| Written task |
Repeat all entries exactly.

[Begin Material to process]

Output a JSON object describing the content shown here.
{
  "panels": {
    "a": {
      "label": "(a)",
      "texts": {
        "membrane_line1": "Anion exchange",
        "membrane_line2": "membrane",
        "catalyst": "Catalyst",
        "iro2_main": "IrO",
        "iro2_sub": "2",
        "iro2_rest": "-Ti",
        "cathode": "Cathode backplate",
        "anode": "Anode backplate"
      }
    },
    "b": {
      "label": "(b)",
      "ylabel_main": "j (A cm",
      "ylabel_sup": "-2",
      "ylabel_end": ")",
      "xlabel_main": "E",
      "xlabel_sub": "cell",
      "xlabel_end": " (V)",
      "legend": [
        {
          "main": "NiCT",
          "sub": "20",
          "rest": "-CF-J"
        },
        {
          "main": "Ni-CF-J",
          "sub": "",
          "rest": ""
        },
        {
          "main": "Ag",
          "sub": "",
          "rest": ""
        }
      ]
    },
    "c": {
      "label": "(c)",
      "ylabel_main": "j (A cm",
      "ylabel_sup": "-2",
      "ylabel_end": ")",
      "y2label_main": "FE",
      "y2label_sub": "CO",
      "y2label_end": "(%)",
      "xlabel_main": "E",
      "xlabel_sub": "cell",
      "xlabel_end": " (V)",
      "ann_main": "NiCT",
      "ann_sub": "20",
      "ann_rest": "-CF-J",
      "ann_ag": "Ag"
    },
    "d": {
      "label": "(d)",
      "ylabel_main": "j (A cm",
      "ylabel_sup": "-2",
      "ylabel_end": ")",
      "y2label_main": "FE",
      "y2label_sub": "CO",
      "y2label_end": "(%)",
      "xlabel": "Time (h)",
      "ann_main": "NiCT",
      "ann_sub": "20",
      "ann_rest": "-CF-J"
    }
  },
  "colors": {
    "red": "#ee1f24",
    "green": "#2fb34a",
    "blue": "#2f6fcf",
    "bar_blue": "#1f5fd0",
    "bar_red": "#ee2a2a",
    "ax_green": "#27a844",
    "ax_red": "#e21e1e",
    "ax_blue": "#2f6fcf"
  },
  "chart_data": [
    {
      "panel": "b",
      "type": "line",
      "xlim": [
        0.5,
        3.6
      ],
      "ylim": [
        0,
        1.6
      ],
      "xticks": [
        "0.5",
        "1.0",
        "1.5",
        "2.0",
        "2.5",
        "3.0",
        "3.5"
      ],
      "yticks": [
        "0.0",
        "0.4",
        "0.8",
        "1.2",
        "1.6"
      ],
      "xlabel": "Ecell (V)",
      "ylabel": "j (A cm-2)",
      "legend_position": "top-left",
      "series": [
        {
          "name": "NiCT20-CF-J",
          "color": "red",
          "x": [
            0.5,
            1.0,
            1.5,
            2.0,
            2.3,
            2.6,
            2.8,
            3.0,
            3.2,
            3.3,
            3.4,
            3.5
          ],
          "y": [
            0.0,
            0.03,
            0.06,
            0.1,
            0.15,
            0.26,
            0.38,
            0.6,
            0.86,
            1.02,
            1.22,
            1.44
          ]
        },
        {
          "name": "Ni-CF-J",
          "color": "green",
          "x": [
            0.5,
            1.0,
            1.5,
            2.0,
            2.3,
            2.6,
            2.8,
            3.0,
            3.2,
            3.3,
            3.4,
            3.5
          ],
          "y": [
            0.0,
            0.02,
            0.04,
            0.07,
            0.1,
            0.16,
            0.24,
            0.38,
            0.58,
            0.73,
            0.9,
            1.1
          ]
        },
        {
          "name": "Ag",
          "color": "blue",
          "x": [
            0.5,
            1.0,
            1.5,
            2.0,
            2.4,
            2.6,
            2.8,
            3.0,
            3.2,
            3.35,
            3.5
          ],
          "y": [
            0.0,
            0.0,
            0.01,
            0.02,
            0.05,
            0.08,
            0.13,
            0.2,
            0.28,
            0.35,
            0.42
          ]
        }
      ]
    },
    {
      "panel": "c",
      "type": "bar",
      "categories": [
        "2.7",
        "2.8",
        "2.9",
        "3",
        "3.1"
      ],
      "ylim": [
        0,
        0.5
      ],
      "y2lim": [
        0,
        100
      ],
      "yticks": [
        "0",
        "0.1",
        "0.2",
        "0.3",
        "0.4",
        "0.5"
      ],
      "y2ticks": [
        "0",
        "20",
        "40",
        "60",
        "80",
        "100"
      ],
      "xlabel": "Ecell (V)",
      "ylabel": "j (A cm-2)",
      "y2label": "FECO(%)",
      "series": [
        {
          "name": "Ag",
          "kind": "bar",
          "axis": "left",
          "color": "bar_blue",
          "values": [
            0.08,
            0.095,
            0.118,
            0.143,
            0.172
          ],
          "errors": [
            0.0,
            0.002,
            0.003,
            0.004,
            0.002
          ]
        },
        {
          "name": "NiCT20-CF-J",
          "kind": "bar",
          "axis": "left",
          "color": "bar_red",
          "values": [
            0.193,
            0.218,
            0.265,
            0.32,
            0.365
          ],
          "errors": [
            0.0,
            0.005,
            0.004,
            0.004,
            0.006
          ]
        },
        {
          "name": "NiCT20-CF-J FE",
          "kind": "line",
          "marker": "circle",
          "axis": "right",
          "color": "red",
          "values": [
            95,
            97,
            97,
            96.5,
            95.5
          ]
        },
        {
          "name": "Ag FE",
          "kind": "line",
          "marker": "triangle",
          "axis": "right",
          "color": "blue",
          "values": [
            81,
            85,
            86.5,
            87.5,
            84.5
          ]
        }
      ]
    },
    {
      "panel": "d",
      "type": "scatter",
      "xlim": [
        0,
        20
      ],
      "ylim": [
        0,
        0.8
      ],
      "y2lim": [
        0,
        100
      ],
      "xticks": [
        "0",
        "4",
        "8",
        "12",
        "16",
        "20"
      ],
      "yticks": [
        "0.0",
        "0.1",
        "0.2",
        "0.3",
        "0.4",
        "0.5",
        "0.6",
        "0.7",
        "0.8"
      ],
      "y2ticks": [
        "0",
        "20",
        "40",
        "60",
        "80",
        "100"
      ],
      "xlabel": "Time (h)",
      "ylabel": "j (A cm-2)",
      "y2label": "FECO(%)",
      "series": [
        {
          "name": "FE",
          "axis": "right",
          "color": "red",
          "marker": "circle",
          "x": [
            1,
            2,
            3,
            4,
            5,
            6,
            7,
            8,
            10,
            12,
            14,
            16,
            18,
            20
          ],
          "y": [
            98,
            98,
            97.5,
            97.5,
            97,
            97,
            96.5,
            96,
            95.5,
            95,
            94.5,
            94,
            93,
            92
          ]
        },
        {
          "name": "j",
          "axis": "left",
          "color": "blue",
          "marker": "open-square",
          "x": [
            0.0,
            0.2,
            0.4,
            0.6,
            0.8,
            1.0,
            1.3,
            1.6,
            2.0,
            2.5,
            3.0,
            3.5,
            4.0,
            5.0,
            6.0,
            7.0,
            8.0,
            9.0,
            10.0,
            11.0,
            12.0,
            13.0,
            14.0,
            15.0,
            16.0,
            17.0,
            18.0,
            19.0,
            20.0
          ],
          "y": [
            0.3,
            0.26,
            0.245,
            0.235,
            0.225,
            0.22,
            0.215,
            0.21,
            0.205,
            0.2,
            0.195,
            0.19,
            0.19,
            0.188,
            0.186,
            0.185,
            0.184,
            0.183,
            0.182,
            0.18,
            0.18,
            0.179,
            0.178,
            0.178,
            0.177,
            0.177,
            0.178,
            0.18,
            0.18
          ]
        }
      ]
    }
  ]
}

[End Material to process]

| Exercise result |
Output a JSON object describing the content shown here.
{
  "panels": {
    "a": {
      "label": "(a)",
      "texts": {
        "membrane_line1": "Anion exchange",
        "membrane_line2": "membrane",
        "catalyst": "Catalyst",
        "iro2_main": "IrO",
        "iro2_sub": "2",
        "iro2_rest": "-Ti",
        "cathode": "Cathode backplate",
        "anode": "Anode backplate"
      }
    },
    "b": {
      "label": "(b)",
      "ylabel_main": "j (A cm",
      "ylabel_sup": "-2",
      "ylabel_end": ")",
      "xlabel_main": "E",
      "xlabel_sub": "cell",
      "xlabel_end": " (V)",
      "legend": [
        {
          "main": "NiCT",
          "sub": "20",
          "rest": "-CF-J"
        },
        {
          "main": "Ni-CF-J",
          "sub": "",
          "rest": ""
        },
        {
          "main": "Ag",
          "sub": "",
          "rest": ""
        }
      ]
    },
    "c": {
      "label": "(c)",
      "ylabel_main": "j (A cm",
      "ylabel_sup": "-2",
      "ylabel_end": ")",
      "y2label_main": "FE",
      "y2label_sub": "CO",
      "y2label_end": "(%)",
      "xlabel_main": "E",
      "xlabel_sub": "cell",
      "xlabel_end": " (V)",
      "ann_main": "NiCT",
      "ann_sub": "20",
      "ann_rest": "-CF-J",
      "ann_ag": "Ag"
    },
    "d": {
      "label": "(d)",
      "ylabel_main": "j (A cm",
      "ylabel_sup": "-2",
      "ylabel_end": ")",
      "y2label_main": "FE",
      "y2label_sub": "CO",
      "y2label_end": "(%)",
      "xlabel": "Time (h)",
      "ann_main": "NiCT",
      "ann_sub": "20",
      "ann_rest": "-CF-J"
    }
  },
  "colors": {
    "red": "#ee1f24",
    "green": "#2fb34a",
    "blue": "#2f6fcf",
    "bar_blue": "#1f5fd0",
    "bar_red": "#ee2a2a",
    "ax_green": "#27a844",
    "ax_red": "#e21e1e",
    "ax_blue": "#2f6fcf"
  },
  "chart_data": [
    {
      "panel": "b",
      "type": "line",
      "xlim": [
        0.5,
        3.6
      ],
      "ylim": [
        0,
        1.6
      ],
      "xticks": [
        "0.5",
        "1.0",
        "1.5",
        "2.0",
        "2.5",
        "3.0",
        "3.5"
      ],
      "yticks": [
        "0.0",
        "0.4",
        "0.8",
        "1.2",
        "1.6"
      ],
      "xlabel": "Ecell (V)",
      "ylabel": "j (A cm-2)",
      "legend_position": "top-left",
      "series": [
        {
          "name": "NiCT20-CF-J",
          "color": "red",
          "x": [
            0.5,
            1.0,
            1.5,
            2.0,
            2.3,
            2.6,
            2.8,
            3.0,
            3.2,
            3.3,
            3.4,
            3.5
          ],
          "y": [
            0.0,
            0.03,
            0.06,
            0.1,
            0.15,
            0.26,
            0.38,
            0.6,
            0.86,
            1.02,
            1.22,
            1.44
          ]
        },
        {
          "name": "Ni-CF-J",
          "color": "green",
          "x": [
            0.5,
            1.0,
            1.5,
            2.0,
            2.3,
            2.6,
            2.8,
            3.0,
            3.2,
            3.3,
            3.4,
            3.5
          ],
          "y": [
            0.0,
            0.02,
            0.04,
            0.07,
            0.1,
            0.16,
            0.24,
            0.38,
            0.58,
            0.73,
            0.9,
            1.1
          ]
        },
        {
          "name": "Ag",
          "color": "blue",
          "x": [
            0.5,
            1.0,
            1.5,
            2.0,
            2.4,
            2.6,
            2.8,
            3.0,
            3.2,
            3.35,
            3.5
          ],
          "y": [
            0.0,
            0.0,
            0.01,
            0.02,
            0.05,
            0.08,
            0.13,
            0.2,
            0.28,
            0.35,
            0.42
          ]
        }
      ]
    },
    {
      "panel": "c",
      "type": "bar",
      "categories": [
        "2.7",
        "2.8",
        "2.9",
        "3",
        "3.1"
      ],
      "ylim": [
        0,
        0.5
      ],
      "y2lim": [
        0,
        100
      ],
      "yticks": [
        "0",
        "0.1",
        "0.2",
        "0.3",
        "0.4",
        "0.5"
      ],
      "y2ticks": [
        "0",
        "20",
        "40",
        "60",
        "80",
        "100"
      ],
      "xlabel": "Ecell (V)",
      "ylabel": "j (A cm-2)",
      "y2label": "FECO(%)",
      "series": [
        {
          "name": "Ag",
          "kind": "bar",
          "axis": "left",
          "color": "bar_blue",
          "values": [
            0.08,
            0.095,
            0.118,
            0.143,
            0.172
          ],
          "errors": [
            0.0,
            0.002,
            0.003,
            0.004,
            0.002
          ]
        },
        {
          "name": "NiCT20-CF-J",
          "kind": "bar",
          "axis": "left",
          "color": "bar_red",
          "values": [
            0.193,
            0.218,
            0.265,
            0.32,
            0.365
          ],
          "errors": [
            0.0,
            0.005,
            0.004,
            0.004,
            0.006
          ]
        },
        {
          "name": "NiCT20-CF-J FE",
          "kind": "line",
          "marker": "circle",
          "axis": "right",
          "color": "red",
          "values": [
            95,
            97,
            97,
            96.5,
            95.5
          ]
        },
        {
          "name": "Ag FE",
          "kind": "line",
          "marker": "triangle",
          "axis": "right",
          "color": "blue",
          "values": [
            81,
            85,
            86.5,
            87.5,
            84.5
          ]
        }
      ]
    },
    {
      "panel": "d",
      "type": "scatter",
      "xlim": [
        0,
        20
      ],
      "ylim": [
        0,
        0.8
      ],
      "y2lim": [
        0,
        100
      ],
      "xticks": [
        "0",
        "4",
        "8",
        "12",
        "16",
        "20"
      ],
      "yticks": [
        "0.0",
        "0.1",
        "0.2",
        "0.3",
        "0.4",
        "0.5",
        "0.6",
        "0.7",
        "0.8"
      ],
      "y2ticks": [
        "0",
        "20",
        "40",
        "60",
        "80",
        "100"
      ],
      "xlabel": "Time (h)",
      "ylabel": "j (A cm-2)",
      "y2label": "FECO(%)",
      "series": [
        {
          "name": "FE",
          "axis": "right",
          "color": "red",
          "marker": "circle",
          "x": [
            1,
            2,
            3,
            4,
            5,
            6,
            7,
            8,
            10,
            12,
            14,
            16,
            18,
            20
          ],
          "y": [
            98,
            98,
            97.5,
            97.5,
            97,
            97,
            96.5,
            96,
            95.5,
            95,
            94.5,
            94,
            93,
            92
          ]
        },
        {
          "name": "j",
          "axis": "left",
          "color": "blue",
          "marker": "open-square",
          "x": [
            0.0,
            0.2,
            0.4,
            0.6,
            0.8,
            1.0,
            1.3,
            1.6,
            2.0,
            2.5,
            3.0,
            3.5,
            4.0,
            5.0,
            6.0,
            7.0,
            8.0,
            9.0,
            10.0,
            11.0,
            12.0,
            13.0,
            14.0,
            15.0,
            16.0,
            17.0,
            18.0,
            19.0,
            20.0
          ],
          "y": [
            0.3,
            0.26,
            0.245,
            0.235,
            0.225,
            0.22,
            0.215,
            0.21,
            0.205,
            0.2,
            0.195,
            0.19,
            0.19,
            0.188,
            0.186,
            0.185,
            0.184,
            0.183,
            0.182,
            0.18,
            0.18,
            0.179,
            0.178,
            0.178,
            0.177,
            0.177,
            0.178,
            0.18,
            0.18
          ]
        }
      ]
    }
  ]
}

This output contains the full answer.